### Your instructions
Reproduce word for word everything from the start of the entries down to the line that contains "dropdown-button[interactable] — [780, 21, 794, 41]", including that line.
## start
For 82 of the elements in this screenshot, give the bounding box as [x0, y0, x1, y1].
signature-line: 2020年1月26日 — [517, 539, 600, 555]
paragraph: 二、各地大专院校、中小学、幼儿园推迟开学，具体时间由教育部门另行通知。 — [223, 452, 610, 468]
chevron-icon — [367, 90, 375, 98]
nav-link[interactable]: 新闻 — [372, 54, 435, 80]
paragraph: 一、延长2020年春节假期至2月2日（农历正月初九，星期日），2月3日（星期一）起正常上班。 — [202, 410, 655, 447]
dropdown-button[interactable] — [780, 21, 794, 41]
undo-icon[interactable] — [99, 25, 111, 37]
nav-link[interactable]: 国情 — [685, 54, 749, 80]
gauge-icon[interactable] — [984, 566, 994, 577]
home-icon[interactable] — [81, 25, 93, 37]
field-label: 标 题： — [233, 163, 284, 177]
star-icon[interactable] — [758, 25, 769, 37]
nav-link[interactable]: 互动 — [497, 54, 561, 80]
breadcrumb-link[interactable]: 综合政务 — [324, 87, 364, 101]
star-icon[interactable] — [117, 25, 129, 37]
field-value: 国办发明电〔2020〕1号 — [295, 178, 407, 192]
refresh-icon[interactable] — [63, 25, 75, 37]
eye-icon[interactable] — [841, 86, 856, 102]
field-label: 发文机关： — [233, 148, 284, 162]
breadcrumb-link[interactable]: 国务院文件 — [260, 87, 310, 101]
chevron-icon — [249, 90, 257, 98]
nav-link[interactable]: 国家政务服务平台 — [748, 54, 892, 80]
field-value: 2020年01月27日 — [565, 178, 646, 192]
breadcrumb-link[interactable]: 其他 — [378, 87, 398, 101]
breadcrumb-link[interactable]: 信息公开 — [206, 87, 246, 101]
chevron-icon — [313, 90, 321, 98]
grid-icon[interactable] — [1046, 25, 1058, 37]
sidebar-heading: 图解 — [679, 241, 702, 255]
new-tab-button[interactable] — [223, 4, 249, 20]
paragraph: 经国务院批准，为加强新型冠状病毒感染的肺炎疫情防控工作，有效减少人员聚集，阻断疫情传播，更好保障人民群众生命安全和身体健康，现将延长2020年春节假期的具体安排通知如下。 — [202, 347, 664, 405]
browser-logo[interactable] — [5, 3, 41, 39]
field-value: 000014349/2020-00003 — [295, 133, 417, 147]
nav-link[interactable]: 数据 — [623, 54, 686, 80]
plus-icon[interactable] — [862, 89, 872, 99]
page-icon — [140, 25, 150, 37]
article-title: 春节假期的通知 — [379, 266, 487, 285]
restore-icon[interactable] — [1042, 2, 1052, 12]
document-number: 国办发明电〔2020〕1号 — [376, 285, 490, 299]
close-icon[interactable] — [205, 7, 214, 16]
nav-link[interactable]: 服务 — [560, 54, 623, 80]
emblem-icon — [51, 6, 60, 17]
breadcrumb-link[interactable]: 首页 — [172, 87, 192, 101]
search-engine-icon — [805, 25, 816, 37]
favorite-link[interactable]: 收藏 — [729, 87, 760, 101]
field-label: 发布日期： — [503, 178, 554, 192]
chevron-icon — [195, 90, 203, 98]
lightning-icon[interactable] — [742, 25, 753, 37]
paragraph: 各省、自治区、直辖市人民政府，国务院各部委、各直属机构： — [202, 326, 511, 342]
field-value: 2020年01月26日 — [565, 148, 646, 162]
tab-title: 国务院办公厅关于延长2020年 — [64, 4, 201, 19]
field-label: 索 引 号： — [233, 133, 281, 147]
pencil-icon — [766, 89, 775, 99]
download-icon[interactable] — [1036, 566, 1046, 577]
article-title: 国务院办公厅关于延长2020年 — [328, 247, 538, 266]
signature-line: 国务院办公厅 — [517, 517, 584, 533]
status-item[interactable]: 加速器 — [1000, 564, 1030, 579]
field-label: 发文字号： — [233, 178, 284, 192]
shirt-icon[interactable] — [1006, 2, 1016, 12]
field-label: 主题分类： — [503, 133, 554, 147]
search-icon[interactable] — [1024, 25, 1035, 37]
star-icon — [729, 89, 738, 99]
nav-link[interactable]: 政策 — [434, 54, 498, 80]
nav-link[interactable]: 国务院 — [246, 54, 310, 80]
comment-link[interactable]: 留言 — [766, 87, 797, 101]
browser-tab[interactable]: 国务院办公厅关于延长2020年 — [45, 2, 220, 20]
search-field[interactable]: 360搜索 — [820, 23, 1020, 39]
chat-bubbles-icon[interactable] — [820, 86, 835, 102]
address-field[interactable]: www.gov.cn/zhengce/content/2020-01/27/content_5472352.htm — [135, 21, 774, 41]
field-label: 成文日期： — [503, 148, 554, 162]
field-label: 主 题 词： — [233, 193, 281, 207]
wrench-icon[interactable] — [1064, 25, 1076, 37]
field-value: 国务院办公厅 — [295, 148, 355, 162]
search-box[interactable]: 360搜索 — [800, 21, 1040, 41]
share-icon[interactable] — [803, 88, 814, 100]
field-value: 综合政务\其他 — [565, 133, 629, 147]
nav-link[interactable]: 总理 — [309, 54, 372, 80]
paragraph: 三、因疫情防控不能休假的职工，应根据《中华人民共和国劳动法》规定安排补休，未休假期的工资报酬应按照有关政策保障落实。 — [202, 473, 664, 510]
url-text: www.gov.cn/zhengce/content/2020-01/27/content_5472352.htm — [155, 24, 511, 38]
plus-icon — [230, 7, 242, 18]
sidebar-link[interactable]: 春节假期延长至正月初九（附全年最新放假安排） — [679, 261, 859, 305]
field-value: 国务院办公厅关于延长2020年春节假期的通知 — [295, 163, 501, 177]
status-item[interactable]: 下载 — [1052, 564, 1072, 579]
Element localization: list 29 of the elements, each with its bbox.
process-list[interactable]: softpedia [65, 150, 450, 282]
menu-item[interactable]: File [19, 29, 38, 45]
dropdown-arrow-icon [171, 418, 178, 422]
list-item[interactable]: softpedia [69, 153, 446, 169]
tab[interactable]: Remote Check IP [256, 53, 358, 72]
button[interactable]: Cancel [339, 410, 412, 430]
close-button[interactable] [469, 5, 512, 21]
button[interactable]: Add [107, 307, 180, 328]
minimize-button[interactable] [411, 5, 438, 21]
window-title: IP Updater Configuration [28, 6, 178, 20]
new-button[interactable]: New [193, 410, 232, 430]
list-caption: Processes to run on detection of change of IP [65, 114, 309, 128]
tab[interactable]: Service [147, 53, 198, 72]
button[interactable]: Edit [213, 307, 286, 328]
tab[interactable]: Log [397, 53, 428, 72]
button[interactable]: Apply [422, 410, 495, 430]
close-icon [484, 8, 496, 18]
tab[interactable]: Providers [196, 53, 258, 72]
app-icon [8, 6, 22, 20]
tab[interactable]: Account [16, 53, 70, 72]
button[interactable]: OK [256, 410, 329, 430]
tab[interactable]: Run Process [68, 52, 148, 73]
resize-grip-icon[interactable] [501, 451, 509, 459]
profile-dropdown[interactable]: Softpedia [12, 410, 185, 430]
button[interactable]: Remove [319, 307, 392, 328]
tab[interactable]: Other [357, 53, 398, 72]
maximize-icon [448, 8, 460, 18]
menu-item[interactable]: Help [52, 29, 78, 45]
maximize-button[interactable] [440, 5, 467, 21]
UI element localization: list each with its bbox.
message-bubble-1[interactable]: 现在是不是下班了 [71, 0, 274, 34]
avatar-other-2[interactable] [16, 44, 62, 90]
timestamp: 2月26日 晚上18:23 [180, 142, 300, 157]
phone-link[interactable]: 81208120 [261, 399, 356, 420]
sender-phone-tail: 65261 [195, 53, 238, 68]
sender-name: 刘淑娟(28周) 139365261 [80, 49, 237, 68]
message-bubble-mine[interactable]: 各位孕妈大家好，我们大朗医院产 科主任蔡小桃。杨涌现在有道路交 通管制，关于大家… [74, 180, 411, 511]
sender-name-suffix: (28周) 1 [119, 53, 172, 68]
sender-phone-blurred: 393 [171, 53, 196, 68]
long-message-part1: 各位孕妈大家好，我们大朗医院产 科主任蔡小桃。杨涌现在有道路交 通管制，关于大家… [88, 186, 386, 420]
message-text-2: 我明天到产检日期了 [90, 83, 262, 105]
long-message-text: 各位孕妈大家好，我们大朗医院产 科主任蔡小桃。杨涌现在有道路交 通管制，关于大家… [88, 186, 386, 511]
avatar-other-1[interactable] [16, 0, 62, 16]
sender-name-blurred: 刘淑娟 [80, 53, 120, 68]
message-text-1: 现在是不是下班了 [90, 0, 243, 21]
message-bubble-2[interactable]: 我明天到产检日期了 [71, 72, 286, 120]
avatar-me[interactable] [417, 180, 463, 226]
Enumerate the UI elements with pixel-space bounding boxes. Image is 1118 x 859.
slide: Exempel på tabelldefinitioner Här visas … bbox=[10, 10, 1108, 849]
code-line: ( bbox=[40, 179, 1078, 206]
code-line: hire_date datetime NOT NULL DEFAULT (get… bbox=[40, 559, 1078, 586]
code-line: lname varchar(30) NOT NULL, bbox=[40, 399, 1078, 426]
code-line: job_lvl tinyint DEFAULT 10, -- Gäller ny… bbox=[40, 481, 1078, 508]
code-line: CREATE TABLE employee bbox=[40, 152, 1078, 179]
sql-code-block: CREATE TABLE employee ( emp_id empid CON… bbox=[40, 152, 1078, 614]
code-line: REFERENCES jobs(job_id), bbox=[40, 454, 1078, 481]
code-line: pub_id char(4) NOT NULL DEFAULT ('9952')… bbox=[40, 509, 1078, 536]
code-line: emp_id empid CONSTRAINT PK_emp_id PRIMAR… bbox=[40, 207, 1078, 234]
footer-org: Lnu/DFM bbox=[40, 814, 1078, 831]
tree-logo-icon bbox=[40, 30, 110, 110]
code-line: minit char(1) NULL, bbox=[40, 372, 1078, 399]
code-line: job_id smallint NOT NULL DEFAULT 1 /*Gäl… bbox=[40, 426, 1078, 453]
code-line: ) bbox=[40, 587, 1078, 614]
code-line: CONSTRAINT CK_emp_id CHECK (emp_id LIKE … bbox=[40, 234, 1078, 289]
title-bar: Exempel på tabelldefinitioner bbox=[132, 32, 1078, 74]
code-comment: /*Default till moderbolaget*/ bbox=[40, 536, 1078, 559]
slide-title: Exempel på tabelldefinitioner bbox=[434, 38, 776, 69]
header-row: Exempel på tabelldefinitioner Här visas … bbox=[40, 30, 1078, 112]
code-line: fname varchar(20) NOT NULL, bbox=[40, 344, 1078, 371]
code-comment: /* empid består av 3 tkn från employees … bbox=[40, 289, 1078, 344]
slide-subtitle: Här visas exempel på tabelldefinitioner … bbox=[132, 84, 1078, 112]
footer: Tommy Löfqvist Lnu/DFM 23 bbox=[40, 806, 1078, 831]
## end
### Output for this task
For 82 of the elements in this screenshot, give the bounding box as [x0, y0, x1, y1].
signature-line: 2020年1月26日 — [517, 539, 600, 555]
paragraph: 二、各地大专院校、中小学、幼儿园推迟开学，具体时间由教育部门另行通知。 — [223, 452, 610, 468]
chevron-icon — [367, 90, 375, 98]
nav-link[interactable]: 新闻 — [372, 54, 435, 80]
paragraph: 一、延长2020年春节假期至2月2日（农历正月初九，星期日），2月3日（星期一）起正常上班。 — [202, 410, 655, 447]
dropdown-button[interactable] — [780, 21, 794, 41]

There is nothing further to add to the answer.